• _Exercise goal_: Spot each line that carries the word "Zhang"; copy those lines.

• _Records provided_:
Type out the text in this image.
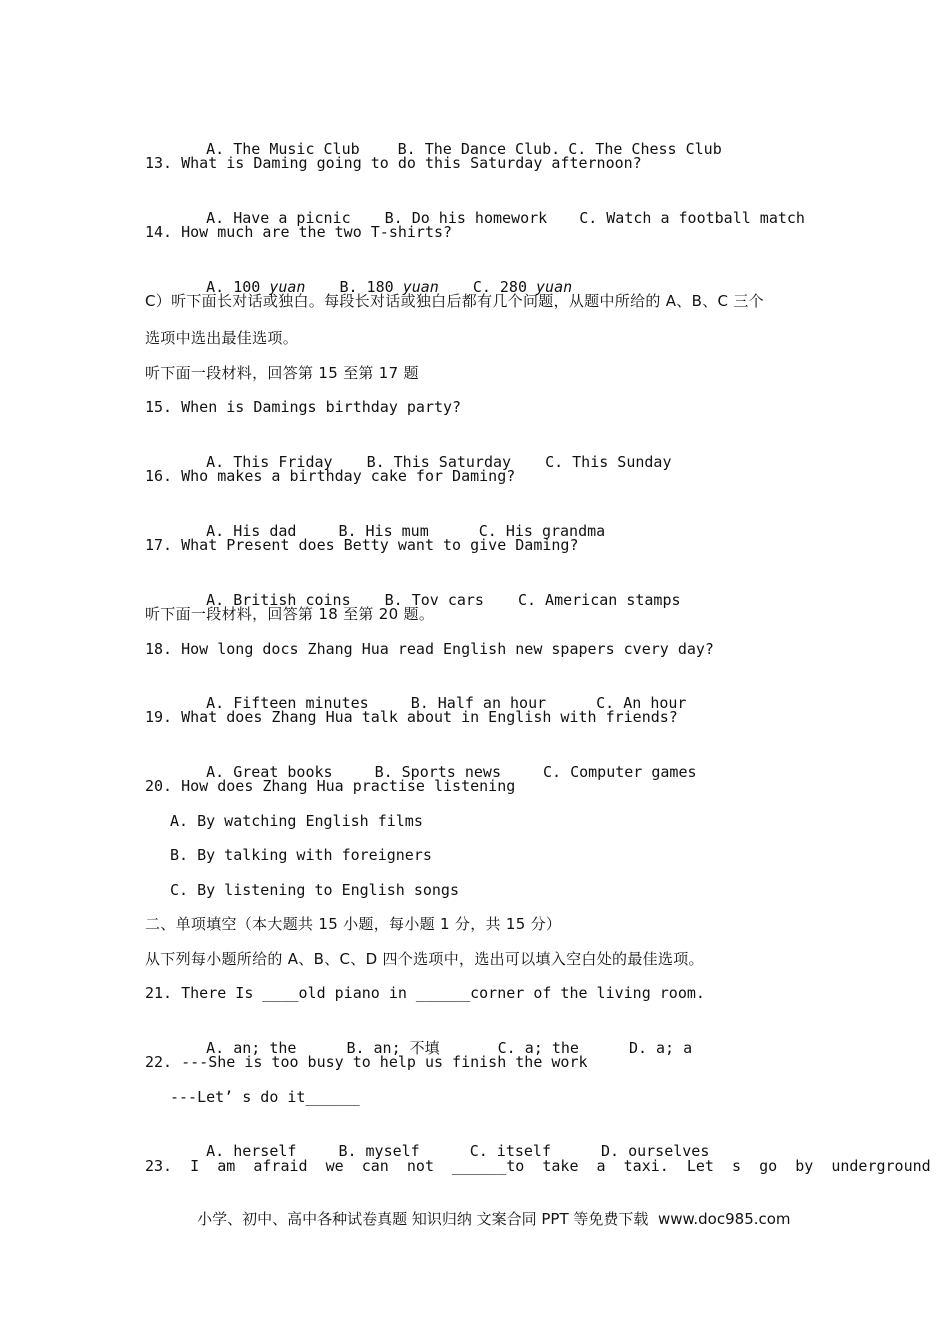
A. The Music Club	B. The Dance Club. C. The Chess Club

13. What is Daming going to do this Saturday afternoon?

A. Have a picnic B. Do his homework C. Watch a football match

14. How much are the two T-shirts?

A. 100 yuan B. 180 yuan C. 280 yuan

C）听下面长对话或独白。每段长对话或独白后都有几个问题，从题中所给的 A、B、C 三个
选项中选出最佳选项。
听下面一段材料，回答第 15 至第 17 题
15. When is Damings birthday party?

A. This Friday B. This Saturday C. This Sunday

16. Who makes a birthday cake for Daming?

A. His dad	B. His mum	C. His grandma

17. What Present does Betty want to give Daming?

A. British coins B. Tov cars C. American stamps

听下面一段材料，回答第 18 至第 20 题。
18. How long docs Zhang Hua read English new spapers cvery day?

A. Fifteen minutes	B. Half an hour	C. An hour

19. What does Zhang Hua talk about in English with friends?

A. Great books	B. Sports news	C. Computer games

20. How does Zhang Hua practise listening
A. By watching English films
B. By talking with foreigners
C. By listening to English songs
二、单项填空（本大题共 15 小题，每小题 1 分，共 15 分）
从下列每小题所给的 A、B、C、D 四个选项中，选出可以填入空白处的最佳选项。
21. There Is ____old piano in ______corner of the living room.

A. an; the	B. an; 不填	C. a; the	D. a; a

22. ---She is too busy to help us finish the work
---Let’ s do it______

A. herself	B. myself	C. itself	D. ourselves

23.  I  am  afraid  we  can  not  ______to  take  a  taxi.  Let  s  go  by  underground

小学、初中、高中各种试卷真题 知识归纳 文案合同 PPT 等免费下载 www.doc985.com
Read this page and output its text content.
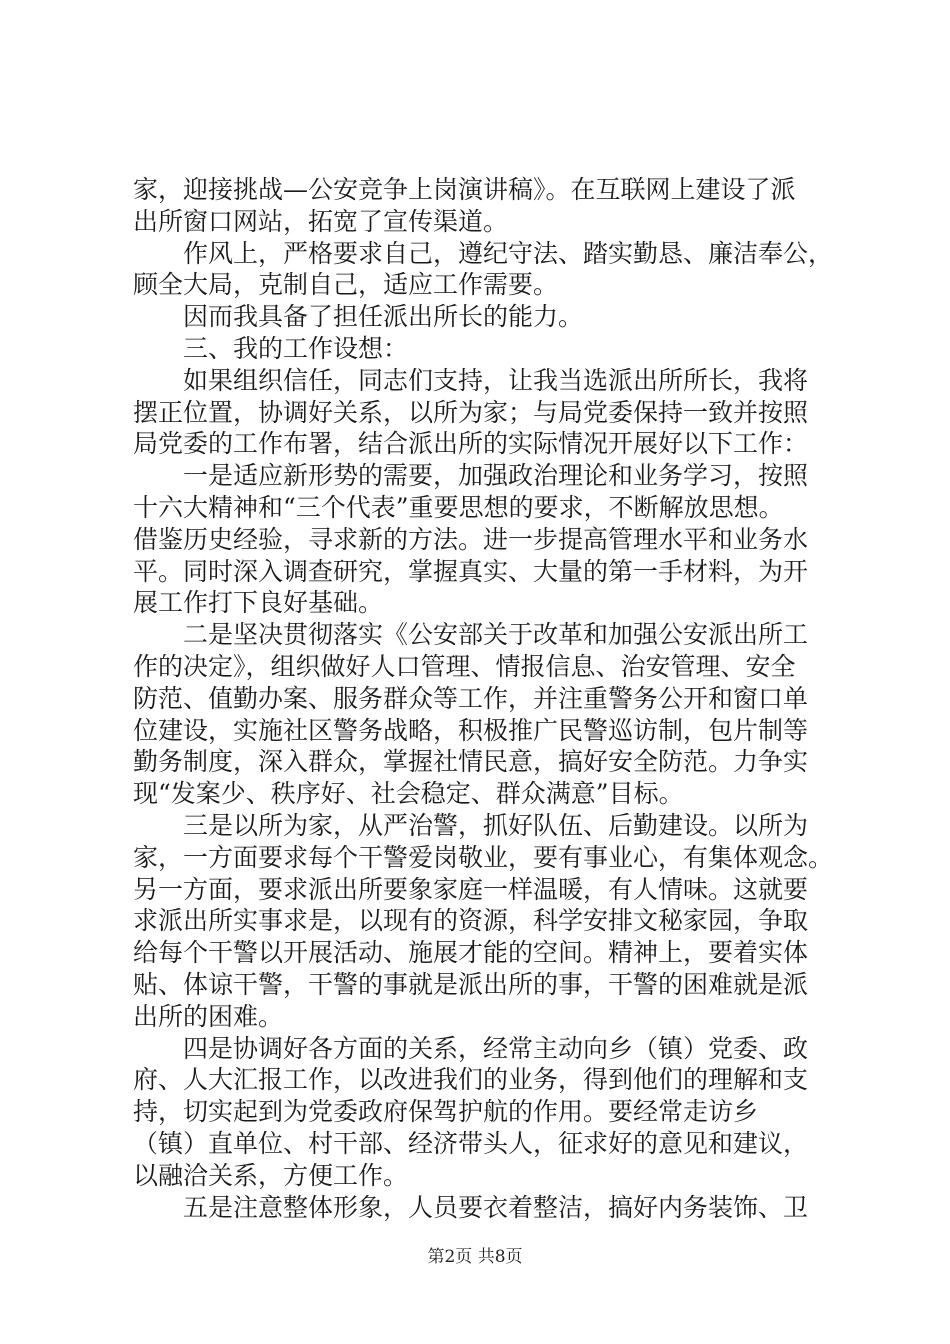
家，迎接挑战—公安竞争上岗演讲稿》。在互联网上建设了派
出所窗口网站，拓宽了宣传渠道。
作风上，严格要求自己，遵纪守法、踏实勤恳、廉洁奉公，
顾全大局，克制自己，适应工作需要。
因而我具备了担任派出所长的能力。
三、我的工作设想：
如果组织信任，同志们支持，让我当选派出所所长，我将
摆正位置，协调好关系，以所为家；与局党委保持一致并按照
局党委的工作布署，结合派出所的实际情况开展好以下工作：
一是适应新形势的需要，加强政治理论和业务学习，按照
十六大精神和“三个代表”重要思想的要求，不断解放思想。
借鉴历史经验，寻求新的方法。进一步提高管理水平和业务水
平。同时深入调查研究，掌握真实、大量的第一手材料，为开
展工作打下良好基础。
二是坚决贯彻落实《公安部关于改革和加强公安派出所工
作的决定》，组织做好人口管理、情报信息、治安管理、安全
防范、值勤办案、服务群众等工作，并注重警务公开和窗口单
位建设，实施社区警务战略，积极推广民警巡访制，包片制等
勤务制度，深入群众，掌握社情民意，搞好安全防范。力争实
现“发案少、秩序好、社会稳定、群众满意”目标。
三是以所为家，从严治警，抓好队伍、后勤建设。以所为
家，一方面要求每个干警爱岗敬业，要有事业心，有集体观念。
另一方面，要求派出所要象家庭一样温暖，有人情味。这就要
求派出所实事求是，以现有的资源，科学安排文秘家园，争取
给每个干警以开展活动、施展才能的空间。精神上，要着实体
贴、体谅干警，干警的事就是派出所的事，干警的困难就是派
出所的困难。
四是协调好各方面的关系，经常主动向乡（镇）党委、政
府、人大汇报工作，以改进我们的业务，得到他们的理解和支
持，切实起到为党委政府保驾护航的作用。要经常走访乡
（镇）直单位、村干部、经济带头人，征求好的意见和建议，
以融洽关系，方便工作。
五是注意整体形象，人员要衣着整洁，搞好内务装饰、卫
第2页 共8页
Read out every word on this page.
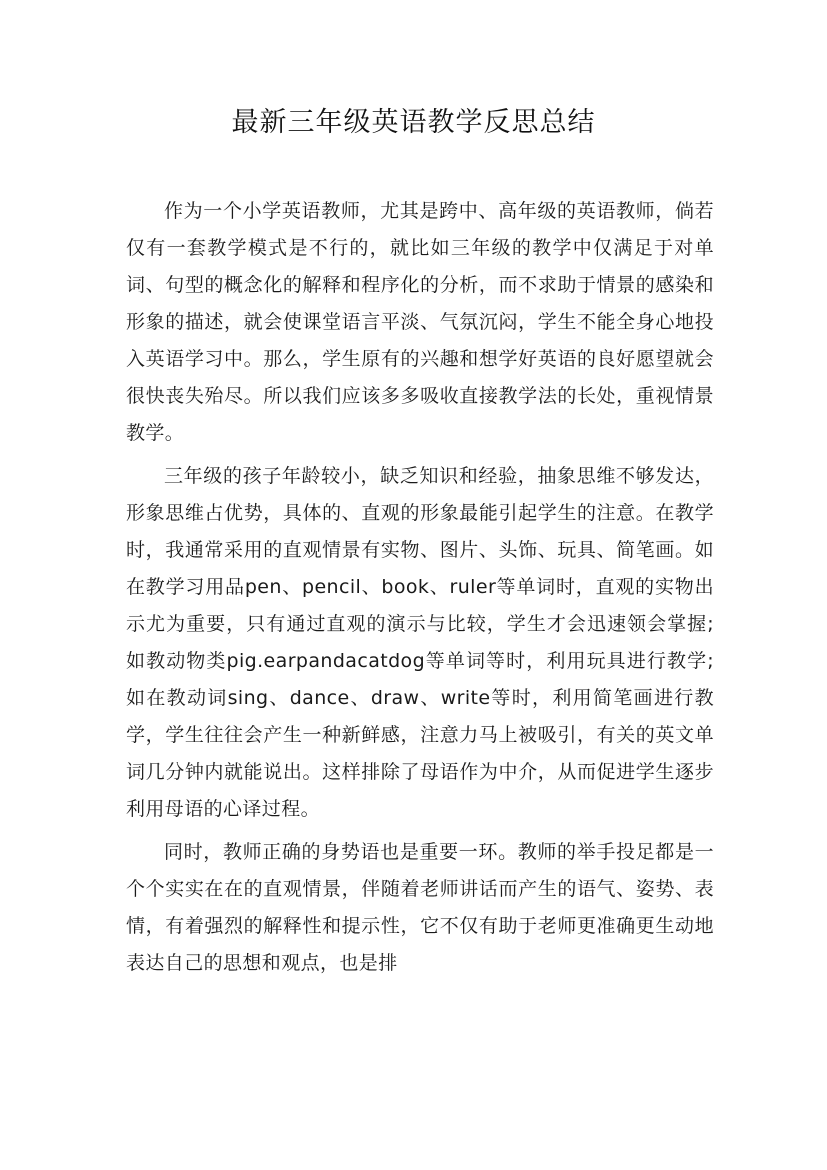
最新三年级英语教学反思总结

作为一个小学英语教师，尤其是跨中、高年级的英语教师，倘若仅有一套教学模式是不行的，就比如三年级的教学中仅满足于对单词、句型的概念化的解释和程序化的分析，而不求助于情景的感染和形象的描述，就会使课堂语言平淡、气氛沉闷，学生不能全身心地投入英语学习中。那么，学生原有的兴趣和想学好英语的良好愿望就会很快丧失殆尽。所以我们应该多多吸收直接教学法的长处，重视情景教学。

三年级的孩子年龄较小，缺乏知识和经验，抽象思维不够发达，形象思维占优势，具体的、直观的形象最能引起学生的注意。在教学时，我通常采用的直观情景有实物、图片、头饰、玩具、简笔画。如在教学习用品pen、pencil、book、ruler等单词时，直观的实物出示尤为重要，只有通过直观的演示与比较，学生才会迅速领会掌握;如教动物类pig.earpandacatdog等单词等时，利用玩具进行教学;如在教动词sing、dance、draw、write等时，利用简笔画进行教学，学生往往会产生一种新鲜感，注意力马上被吸引，有关的英文单词几分钟内就能说出。这样排除了母语作为中介，从而促进学生逐步利用母语的心译过程。

同时，教师正确的身势语也是重要一环。教师的举手投足都是一个个实实在在的直观情景，伴随着老师讲话而产生的语气、姿势、表情，有着强烈的解释性和提示性，它不仅有助于老师更准确更生动地表达自己的思想和观点，也是排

• _Completed task_:
18. How long docs Zhang Hua read English new spapers cvery day?
19. What does Zhang Hua talk about in English with friends?
20. How does Zhang Hua practise listening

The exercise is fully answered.